Data records:
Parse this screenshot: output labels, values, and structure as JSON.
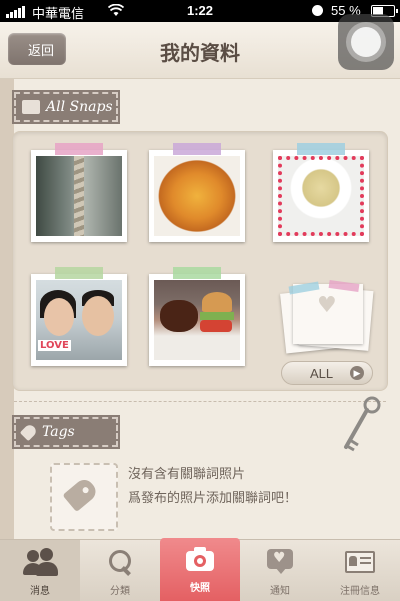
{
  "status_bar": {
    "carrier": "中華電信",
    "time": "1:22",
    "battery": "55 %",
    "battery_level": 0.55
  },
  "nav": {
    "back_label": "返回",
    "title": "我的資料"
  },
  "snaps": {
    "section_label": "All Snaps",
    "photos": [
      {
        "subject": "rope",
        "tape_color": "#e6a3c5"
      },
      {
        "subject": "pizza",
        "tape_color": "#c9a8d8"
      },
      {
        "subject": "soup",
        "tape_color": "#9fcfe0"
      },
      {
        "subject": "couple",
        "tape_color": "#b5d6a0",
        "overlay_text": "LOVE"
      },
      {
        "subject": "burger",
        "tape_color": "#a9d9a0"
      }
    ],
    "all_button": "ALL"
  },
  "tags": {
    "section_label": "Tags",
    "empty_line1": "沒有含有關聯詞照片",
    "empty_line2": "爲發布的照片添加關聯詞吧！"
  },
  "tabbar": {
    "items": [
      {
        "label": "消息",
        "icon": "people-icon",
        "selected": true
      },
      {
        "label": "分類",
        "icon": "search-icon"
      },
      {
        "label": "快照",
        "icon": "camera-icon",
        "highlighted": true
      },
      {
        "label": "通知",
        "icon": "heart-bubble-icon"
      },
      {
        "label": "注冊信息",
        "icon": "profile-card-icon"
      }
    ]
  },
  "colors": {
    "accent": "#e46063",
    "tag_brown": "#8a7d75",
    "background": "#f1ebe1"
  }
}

DIRECTION: Retype every record above exactly as written, but leave out the pictures.

RESULT OF THIS TASK:
Parse this screenshot: output labels, values, and structure as JSON.
{
  "status_bar": {
    "carrier": "中華電信",
    "time": "1:22",
    "battery": "55 %",
    "battery_level": 0.55
  },
  "nav": {
    "back_label": "返回",
    "title": "我的資料"
  },
  "snaps": {
    "section_label": "All Snaps",
    "photos": [
      {
        "subject": "rope",
        "tape_color": "#e6a3c5"
      },
      {
        "subject": "pizza",
        "tape_color": "#c9a8d8"
      },
      {
        "subject": "soup",
        "tape_color": "#9fcfe0"
      },
      {
        "subject": "couple",
        "tape_color": "#b5d6a0",
        "overlay_text": "LOVE"
      },
      {
        "subject": "burger",
        "tape_color": "#a9d9a0"
      }
    ],
    "all_button": "ALL"
  },
  "tags": {
    "section_label": "Tags",
    "empty_line1": "沒有含有關聯詞照片",
    "empty_line2": "爲發布的照片添加關聯詞吧！"
  },
  "tabbar": {
    "items": [
      {
        "label": "消息",
        "icon": "people-icon",
        "selected": true
      },
      {
        "label": "分類",
        "icon": "search-icon"
      },
      {
        "label": "快照",
        "icon": "camera-icon",
        "highlighted": true
      },
      {
        "label": "通知",
        "icon": "heart-bubble-icon"
      },
      {
        "label": "注冊信息",
        "icon": "profile-card-icon"
      }
    ]
  },
  "colors": {
    "accent": "#e46063",
    "tag_brown": "#8a7d75",
    "background": "#f1ebe1"
  }
}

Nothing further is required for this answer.